> _Stated exercise_
Rewrite every line of the records below as a numbered list, omitting blank lines.

> _Supplied data_
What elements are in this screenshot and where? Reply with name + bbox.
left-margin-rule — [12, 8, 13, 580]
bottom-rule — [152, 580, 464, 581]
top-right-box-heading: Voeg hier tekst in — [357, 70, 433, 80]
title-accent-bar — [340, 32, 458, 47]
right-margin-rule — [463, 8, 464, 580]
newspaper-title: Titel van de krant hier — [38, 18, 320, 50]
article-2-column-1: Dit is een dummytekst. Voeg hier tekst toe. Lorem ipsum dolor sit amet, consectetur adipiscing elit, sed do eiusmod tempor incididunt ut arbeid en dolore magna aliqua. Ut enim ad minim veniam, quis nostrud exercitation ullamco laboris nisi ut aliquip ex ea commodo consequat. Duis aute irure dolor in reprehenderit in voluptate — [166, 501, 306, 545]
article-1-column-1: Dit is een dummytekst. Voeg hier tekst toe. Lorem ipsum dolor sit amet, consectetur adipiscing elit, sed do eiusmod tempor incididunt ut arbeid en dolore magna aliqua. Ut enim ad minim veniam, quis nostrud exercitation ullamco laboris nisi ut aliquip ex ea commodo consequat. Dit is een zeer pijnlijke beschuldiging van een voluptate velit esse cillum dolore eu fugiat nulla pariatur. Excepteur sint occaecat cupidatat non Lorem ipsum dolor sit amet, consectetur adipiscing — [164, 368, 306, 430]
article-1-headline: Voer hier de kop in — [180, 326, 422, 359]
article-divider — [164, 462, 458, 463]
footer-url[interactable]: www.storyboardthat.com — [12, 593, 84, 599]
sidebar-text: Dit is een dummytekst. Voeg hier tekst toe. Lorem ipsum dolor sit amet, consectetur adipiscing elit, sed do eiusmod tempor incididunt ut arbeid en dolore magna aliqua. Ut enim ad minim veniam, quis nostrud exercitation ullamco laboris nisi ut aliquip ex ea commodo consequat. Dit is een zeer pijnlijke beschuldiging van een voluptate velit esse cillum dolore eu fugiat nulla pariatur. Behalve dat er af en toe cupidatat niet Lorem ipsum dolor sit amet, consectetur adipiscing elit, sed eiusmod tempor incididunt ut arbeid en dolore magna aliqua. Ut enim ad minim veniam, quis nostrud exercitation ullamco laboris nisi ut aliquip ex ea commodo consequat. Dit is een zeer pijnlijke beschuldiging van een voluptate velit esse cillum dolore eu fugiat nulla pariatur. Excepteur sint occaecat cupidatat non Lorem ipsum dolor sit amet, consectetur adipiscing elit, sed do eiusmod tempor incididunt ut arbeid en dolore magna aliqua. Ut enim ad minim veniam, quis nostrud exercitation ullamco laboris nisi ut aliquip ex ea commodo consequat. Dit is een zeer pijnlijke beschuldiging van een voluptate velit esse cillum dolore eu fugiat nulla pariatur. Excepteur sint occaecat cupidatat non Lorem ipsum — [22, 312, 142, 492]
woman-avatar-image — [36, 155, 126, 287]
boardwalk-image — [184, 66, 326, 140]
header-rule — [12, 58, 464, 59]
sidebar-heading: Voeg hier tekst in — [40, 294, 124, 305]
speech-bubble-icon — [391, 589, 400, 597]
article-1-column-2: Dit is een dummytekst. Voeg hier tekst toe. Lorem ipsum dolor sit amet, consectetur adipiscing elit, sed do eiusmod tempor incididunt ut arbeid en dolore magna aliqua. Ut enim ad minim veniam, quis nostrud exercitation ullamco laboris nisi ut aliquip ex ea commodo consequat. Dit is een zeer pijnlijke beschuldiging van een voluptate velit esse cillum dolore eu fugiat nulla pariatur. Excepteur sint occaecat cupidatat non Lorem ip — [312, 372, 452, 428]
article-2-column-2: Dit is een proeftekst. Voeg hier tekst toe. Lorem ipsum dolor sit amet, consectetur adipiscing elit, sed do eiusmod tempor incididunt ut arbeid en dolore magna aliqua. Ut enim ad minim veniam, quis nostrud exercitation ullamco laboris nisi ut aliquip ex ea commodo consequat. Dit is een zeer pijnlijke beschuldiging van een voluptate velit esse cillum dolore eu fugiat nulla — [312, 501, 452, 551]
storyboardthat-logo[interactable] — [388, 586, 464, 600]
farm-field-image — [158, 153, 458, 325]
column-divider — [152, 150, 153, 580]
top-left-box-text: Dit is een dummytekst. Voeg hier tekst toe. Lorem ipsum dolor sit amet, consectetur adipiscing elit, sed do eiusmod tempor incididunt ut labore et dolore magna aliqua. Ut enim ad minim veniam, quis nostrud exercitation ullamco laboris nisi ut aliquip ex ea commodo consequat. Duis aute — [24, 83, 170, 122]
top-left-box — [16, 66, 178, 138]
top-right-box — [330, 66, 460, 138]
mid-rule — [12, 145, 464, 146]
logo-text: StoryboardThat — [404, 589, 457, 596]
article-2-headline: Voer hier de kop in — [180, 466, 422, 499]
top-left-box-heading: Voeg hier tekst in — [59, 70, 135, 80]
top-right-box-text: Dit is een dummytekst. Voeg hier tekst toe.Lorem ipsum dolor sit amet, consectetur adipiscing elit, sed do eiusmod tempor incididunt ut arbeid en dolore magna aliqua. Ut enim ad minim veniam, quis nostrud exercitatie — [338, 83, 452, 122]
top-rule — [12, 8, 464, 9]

> _Answer for this exercise_
1. What elements are in this screenshot and where? Reply with name + bbox.
2. left-margin-rule — [12, 8, 13, 580]
3. bottom-rule — [152, 580, 464, 581]
4. top-right-box-heading: Voeg hier tekst in — [357, 70, 433, 80]
5. title-accent-bar — [340, 32, 458, 47]
6. right-margin-rule — [463, 8, 464, 580]
7. newspaper-title: Titel van de krant hier — [38, 18, 320, 50]
8. article-2-column-1: Dit is een dummytekst. Voeg hier tekst toe. Lorem ipsum dolor sit amet, consectetur adipiscing elit, sed do eiusmod tempor incididunt ut arbeid en dolore magna aliqua. Ut enim ad minim veniam, quis nostrud exercitation ullamco laboris nisi ut aliquip ex ea commodo consequat. Duis aute irure dolor in reprehenderit in voluptate — [166, 501, 306, 545]
9. article-1-column-1: Dit is een dummytekst. Voeg hier tekst toe. Lorem ipsum dolor sit amet, consectetur adipiscing elit, sed do eiusmod tempor incididunt ut arbeid en dolore magna aliqua. Ut enim ad minim veniam, quis nostrud exercitation ullamco laboris nisi ut aliquip ex ea commodo consequat. Dit is een zeer pijnlijke beschuldiging van een voluptate velit esse cillum dolore eu fugiat nulla pariatur. Excepteur sint occaecat cupidatat non Lorem ipsum dolor sit amet, consectetur adipiscing — [164, 368, 306, 430]
10. article-1-headline: Voer hier de kop in — [180, 326, 422, 359]
11. article-divider — [164, 462, 458, 463]
12. footer-url[interactable]: www.storyboardthat.com — [12, 593, 84, 599]
13. sidebar-text: Dit is een dummytekst. Voeg hier tekst toe. Lorem ipsum dolor sit amet, consectetur adipiscing elit, sed do eiusmod tempor incididunt ut arbeid en dolore magna aliqua. Ut enim ad minim veniam, quis nostrud exercitation ullamco laboris nisi ut aliquip ex ea commodo consequat. Dit is een zeer pijnlijke beschuldiging van een voluptate velit esse cillum dolore eu fugiat nulla pariatur. Behalve dat er af en toe cupidatat niet Lorem ipsum dolor sit amet, consectetur adipiscing elit, sed eiusmod tempor incididunt ut arbeid en dolore magna aliqua. Ut enim ad minim veniam, quis nostrud exercitation ullamco laboris nisi ut aliquip ex ea commodo consequat. Dit is een zeer pijnlijke beschuldiging van een voluptate velit esse cillum dolore eu fugiat nulla pariatur. Excepteur sint occaecat cupidatat non Lorem ipsum dolor sit amet, consectetur adipiscing elit, sed do eiusmod tempor incididunt ut arbeid en dolore magna aliqua. Ut enim ad minim veniam, quis nostrud exercitation ullamco laboris nisi ut aliquip ex ea commodo consequat. Dit is een zeer pijnlijke beschuldiging van een voluptate velit esse cillum dolore eu fugiat nulla pariatur. Excepteur sint occaecat cupidatat non Lorem ipsum — [22, 312, 142, 492]
14. woman-avatar-image — [36, 155, 126, 287]
15. boardwalk-image — [184, 66, 326, 140]
16. header-rule — [12, 58, 464, 59]
17. sidebar-heading: Voeg hier tekst in — [40, 294, 124, 305]
18. speech-bubble-icon — [391, 589, 400, 597]
19. article-1-column-2: Dit is een dummytekst. Voeg hier tekst toe. Lorem ipsum dolor sit amet, consectetur adipiscing elit, sed do eiusmod tempor incididunt ut arbeid en dolore magna aliqua. Ut enim ad minim veniam, quis nostrud exercitation ullamco laboris nisi ut aliquip ex ea commodo consequat. Dit is een zeer pijnlijke beschuldiging van een voluptate velit esse cillum dolore eu fugiat nulla pariatur. Excepteur sint occaecat cupidatat non Lorem ip — [312, 372, 452, 428]
20. article-2-column-2: Dit is een proeftekst. Voeg hier tekst toe. Lorem ipsum dolor sit amet, consectetur adipiscing elit, sed do eiusmod tempor incididunt ut arbeid en dolore magna aliqua. Ut enim ad minim veniam, quis nostrud exercitation ullamco laboris nisi ut aliquip ex ea commodo consequat. Dit is een zeer pijnlijke beschuldiging van een voluptate velit esse cillum dolore eu fugiat nulla — [312, 501, 452, 551]
21. storyboardthat-logo[interactable] — [388, 586, 464, 600]
22. farm-field-image — [158, 153, 458, 325]
23. column-divider — [152, 150, 153, 580]
24. top-left-box-text: Dit is een dummytekst. Voeg hier tekst toe. Lorem ipsum dolor sit amet, consectetur adipiscing elit, sed do eiusmod tempor incididunt ut labore et dolore magna aliqua. Ut enim ad minim veniam, quis nostrud exercitation ullamco laboris nisi ut aliquip ex ea commodo consequat. Duis aute — [24, 83, 170, 122]
25. top-left-box — [16, 66, 178, 138]
26. top-right-box — [330, 66, 460, 138]
27. mid-rule — [12, 145, 464, 146]
28. logo-text: StoryboardThat — [404, 589, 457, 596]
29. article-2-headline: Voer hier de kop in — [180, 466, 422, 499]
30. top-left-box-heading: Voeg hier tekst in — [59, 70, 135, 80]
31. top-right-box-text: Dit is een dummytekst. Voeg hier tekst toe.Lorem ipsum dolor sit amet, consectetur adipiscing elit, sed do eiusmod tempor incididunt ut arbeid en dolore magna aliqua. Ut enim ad minim veniam, quis nostrud exercitatie — [338, 83, 452, 122]
32. top-rule — [12, 8, 464, 9]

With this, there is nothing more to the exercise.